## [Exercise details]
Tally the lines of the listing that contain the string "structure". Give the number and nothing else.

--- START OF Data ---

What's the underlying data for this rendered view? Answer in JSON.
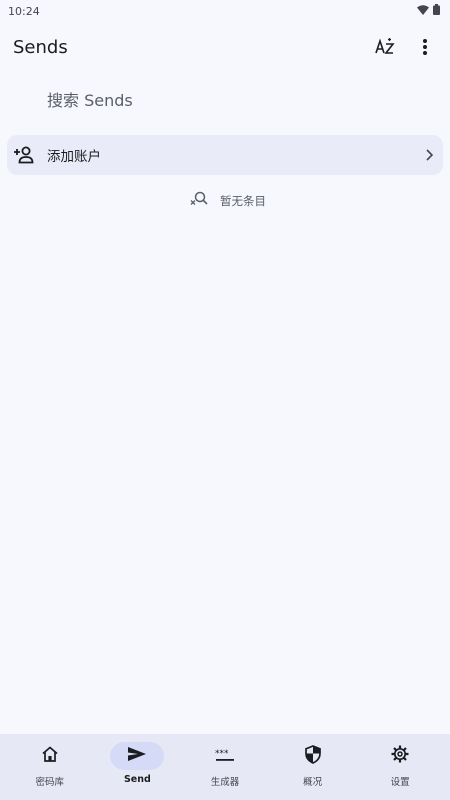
{
  "status_bar": {
    "time": "10:24",
    "icons": [
      "wifi-icon",
      "battery-icon"
    ]
  },
  "top_bar": {
    "title": "Sends",
    "actions": [
      "sort-az-icon",
      "more-vertical-icon"
    ]
  },
  "search": {
    "placeholder": "搜索 Sends",
    "value": ""
  },
  "account_row": {
    "icon": "add-person-icon",
    "label": "添加账户",
    "trailing_icon": "chevron-right-icon"
  },
  "empty_state": {
    "icon": "search-off-icon",
    "text": "暂无条目"
  },
  "bottom_nav": {
    "items": [
      {
        "label": "密码库",
        "icon": "home-icon",
        "active": false
      },
      {
        "label": "Send",
        "icon": "send-icon",
        "active": true
      },
      {
        "label": "生成器",
        "icon": "password-dots-icon",
        "active": false
      },
      {
        "label": "概况",
        "icon": "shield-icon",
        "active": false
      },
      {
        "label": "设置",
        "icon": "gear-icon",
        "active": false
      }
    ]
  },
  "colors": {
    "background": "#f6f8fe",
    "account_row_bg": "#e9ecf8",
    "nav_bg": "#e6e9f5",
    "active_pill": "#d5dbf6",
    "text_primary": "#1b1c20",
    "text_secondary": "#5b5e68"
  }
}
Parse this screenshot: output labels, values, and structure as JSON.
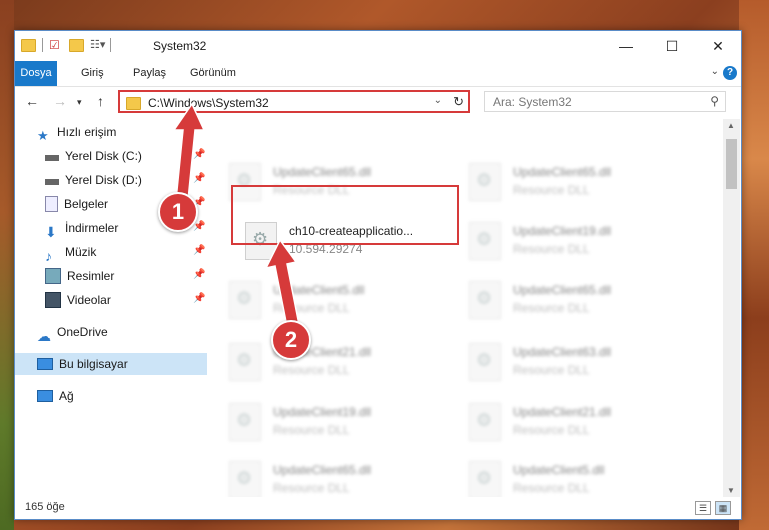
{
  "window": {
    "title": "System32",
    "minimize_label": "—",
    "maximize_label": "☐",
    "close_label": "✕"
  },
  "ribbon": {
    "tabs": [
      "Dosya",
      "Giriş",
      "Paylaş",
      "Görünüm"
    ],
    "help_label": "?"
  },
  "address": {
    "path": "C:\\Windows\\System32",
    "search_placeholder": "Ara: System32"
  },
  "nav": {
    "quick_access": "Hızlı erişim",
    "items": [
      {
        "label": "Yerel Disk (C:)",
        "icon": "drive-icon",
        "pinned": true
      },
      {
        "label": "Yerel Disk (D:)",
        "icon": "drive-icon",
        "pinned": true
      },
      {
        "label": "Belgeler",
        "icon": "documents-icon",
        "pinned": true
      },
      {
        "label": "İndirmeler",
        "icon": "downloads-icon",
        "pinned": true
      },
      {
        "label": "Müzik",
        "icon": "music-icon",
        "pinned": true
      },
      {
        "label": "Resimler",
        "icon": "pictures-icon",
        "pinned": true
      },
      {
        "label": "Videolar",
        "icon": "videos-icon",
        "pinned": true
      }
    ],
    "onedrive": "OneDrive",
    "this_pc": "Bu bilgisayar",
    "network": "Ağ"
  },
  "files": {
    "highlighted": {
      "name": "ch10-createapplicatio...",
      "detail": "10.594.29274"
    },
    "column_left": [
      {
        "name": "UpdateClient65.dll",
        "detail": "Resource DLL"
      },
      {
        "name": "",
        "detail": ""
      },
      {
        "name": "UpdateClient5.dll",
        "detail": "Resource DLL"
      },
      {
        "name": "UpdateClient21.dll",
        "detail": "Resource DLL"
      },
      {
        "name": "UpdateClient19.dll",
        "detail": "Resource DLL"
      },
      {
        "name": "UpdateClient65.dll",
        "detail": "Resource DLL"
      }
    ],
    "column_right": [
      {
        "name": "UpdateClient65.dll",
        "detail": "Resource DLL"
      },
      {
        "name": "UpdateClient19.dll",
        "detail": "Resource DLL"
      },
      {
        "name": "UpdateClient65.dll",
        "detail": "Resource DLL"
      },
      {
        "name": "UpdateClient63.dll",
        "detail": "Resource DLL"
      },
      {
        "name": "UpdateClient21.dll",
        "detail": "Resource DLL"
      },
      {
        "name": "UpdateClient5.dll",
        "detail": "Resource DLL"
      }
    ]
  },
  "status": {
    "item_count": "165 öğe"
  },
  "annotations": {
    "step1": "1",
    "step2": "2",
    "color": "#d63a3a"
  }
}
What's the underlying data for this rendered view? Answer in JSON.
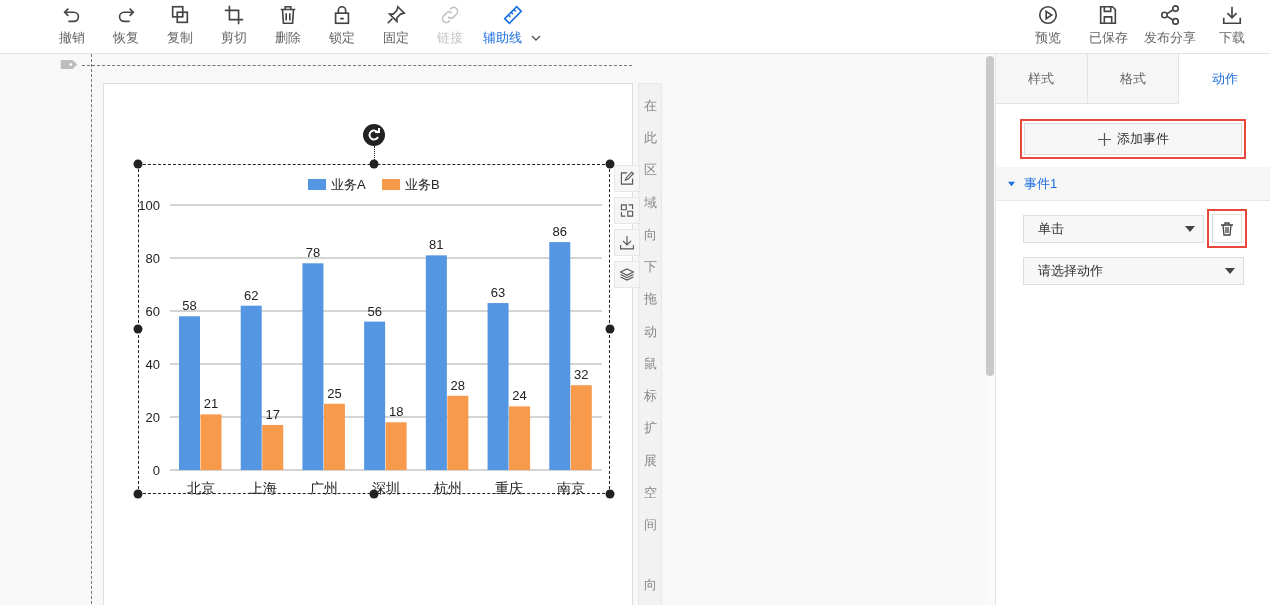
{
  "toolbar": {
    "left": [
      {
        "kind": "undo",
        "label": "撤销",
        "disabled": false,
        "active": false,
        "dropdown": false
      },
      {
        "kind": "redo",
        "label": "恢复",
        "disabled": false,
        "active": false,
        "dropdown": false
      },
      {
        "kind": "copy",
        "label": "复制",
        "disabled": false,
        "active": false,
        "dropdown": false
      },
      {
        "kind": "crop",
        "label": "剪切",
        "disabled": false,
        "active": false,
        "dropdown": false
      },
      {
        "kind": "delete",
        "label": "删除",
        "disabled": false,
        "active": false,
        "dropdown": false
      },
      {
        "kind": "lock",
        "label": "锁定",
        "disabled": false,
        "active": false,
        "dropdown": false
      },
      {
        "kind": "pin",
        "label": "固定",
        "disabled": false,
        "active": false,
        "dropdown": false
      },
      {
        "kind": "link",
        "label": "链接",
        "disabled": true,
        "active": false,
        "dropdown": false
      },
      {
        "kind": "ruler",
        "label": "辅助线",
        "disabled": false,
        "active": true,
        "dropdown": true
      }
    ],
    "right": [
      {
        "kind": "play",
        "label": "预览"
      },
      {
        "kind": "save",
        "label": "已保存"
      },
      {
        "kind": "share",
        "label": "发布分享"
      },
      {
        "kind": "download",
        "label": "下载"
      }
    ]
  },
  "canvas": {
    "hint": "在此区域向下拖动鼠标扩展空间",
    "hint_more": "向",
    "chart_data": {
      "type": "bar",
      "categories": [
        "北京",
        "上海",
        "广州",
        "深圳",
        "杭州",
        "重庆",
        "南京"
      ],
      "series": [
        {
          "name": "业务A",
          "color": "#5596e3",
          "values": [
            58,
            62,
            78,
            56,
            81,
            63,
            86
          ]
        },
        {
          "name": "业务B",
          "color": "#f89a4b",
          "values": [
            21,
            17,
            25,
            18,
            28,
            24,
            32
          ]
        }
      ],
      "ylim": [
        0,
        100
      ],
      "yticks": [
        0,
        20,
        40,
        60,
        80,
        100
      ],
      "data_labels": true,
      "grid": true,
      "legend": true
    }
  },
  "panel": {
    "tabs": [
      {
        "label": "样式",
        "selected": false
      },
      {
        "label": "格式",
        "selected": false
      },
      {
        "label": "动作",
        "selected": true
      }
    ],
    "add_button": {
      "label": "添加事件",
      "highlighted": true
    },
    "events": [
      {
        "title": "事件1",
        "expanded": true,
        "trigger": "单击",
        "action_placeholder": "请选择动作",
        "delete_highlighted": true
      }
    ]
  }
}
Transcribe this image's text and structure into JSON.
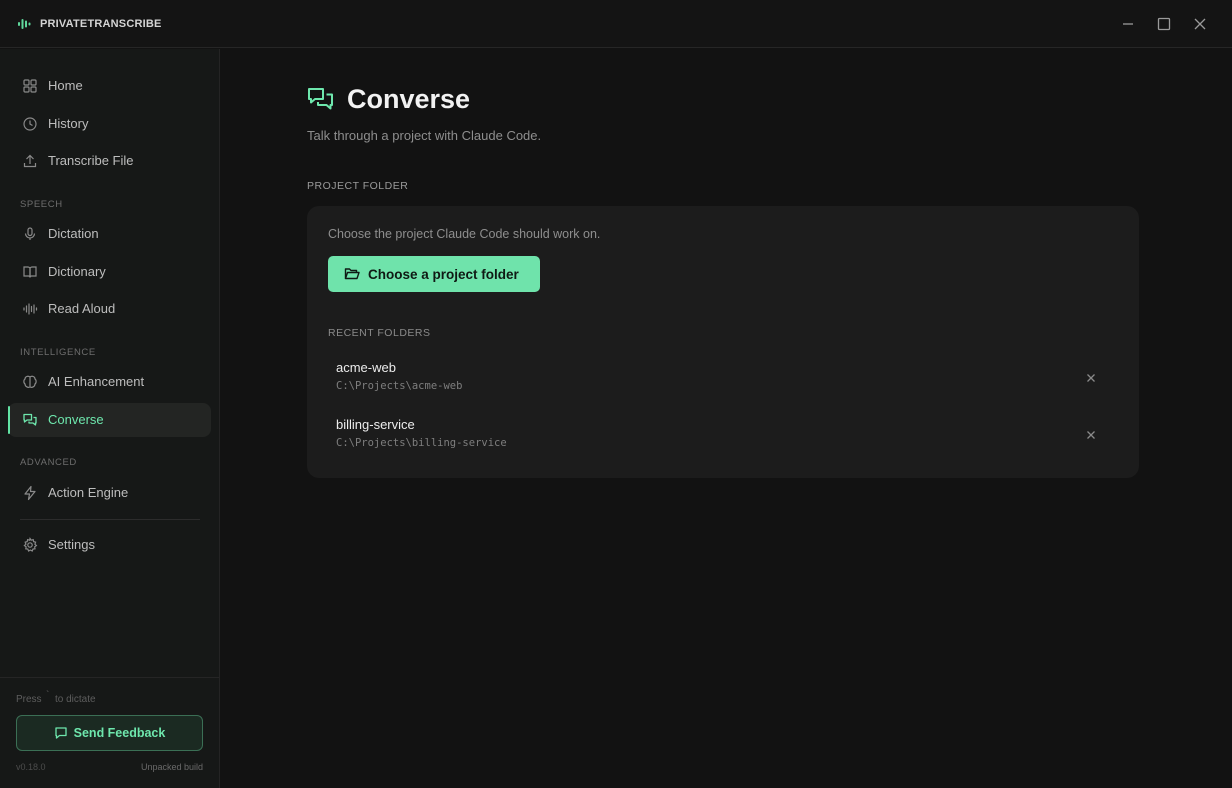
{
  "app": {
    "name": "PRIVATETRANSCRIBE",
    "accent": "#6fe3ab"
  },
  "sidebar": {
    "top_items": [
      {
        "label": "Home",
        "icon": "grid-icon"
      },
      {
        "label": "History",
        "icon": "clock-icon"
      },
      {
        "label": "Transcribe File",
        "icon": "upload-icon"
      }
    ],
    "sections": {
      "speech": "SPEECH",
      "intelligence": "INTELLIGENCE",
      "advanced": "ADVANCED"
    },
    "speech_items": [
      {
        "label": "Dictation",
        "icon": "microphone-icon"
      },
      {
        "label": "Dictionary",
        "icon": "book-icon"
      },
      {
        "label": "Read Aloud",
        "icon": "waveform-icon"
      }
    ],
    "intelligence_items": [
      {
        "label": "AI Enhancement",
        "icon": "brain-icon"
      },
      {
        "label": "Converse",
        "icon": "chat-icon",
        "active": true
      }
    ],
    "advanced_items": [
      {
        "label": "Action Engine",
        "icon": "lightning-icon"
      }
    ],
    "settings_label": "Settings",
    "footer": {
      "hint_prefix": "Press",
      "hint_key": "`",
      "hint_suffix": "to dictate",
      "feedback_label": "Send Feedback",
      "version": "v0.18.0",
      "build": "Unpacked build"
    }
  },
  "main": {
    "title": "Converse",
    "subtitle": "Talk through a project with Claude Code.",
    "folder_section_label": "PROJECT FOLDER",
    "card_description": "Choose the project Claude Code should work on.",
    "choose_button_label": "Choose a project folder",
    "recent_label": "RECENT FOLDERS",
    "recent_folders": [
      {
        "name": "acme-web",
        "path": "C:\\Projects\\acme-web"
      },
      {
        "name": "billing-service",
        "path": "C:\\Projects\\billing-service"
      }
    ]
  }
}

--- END OF Data ---

## [Full solution]
2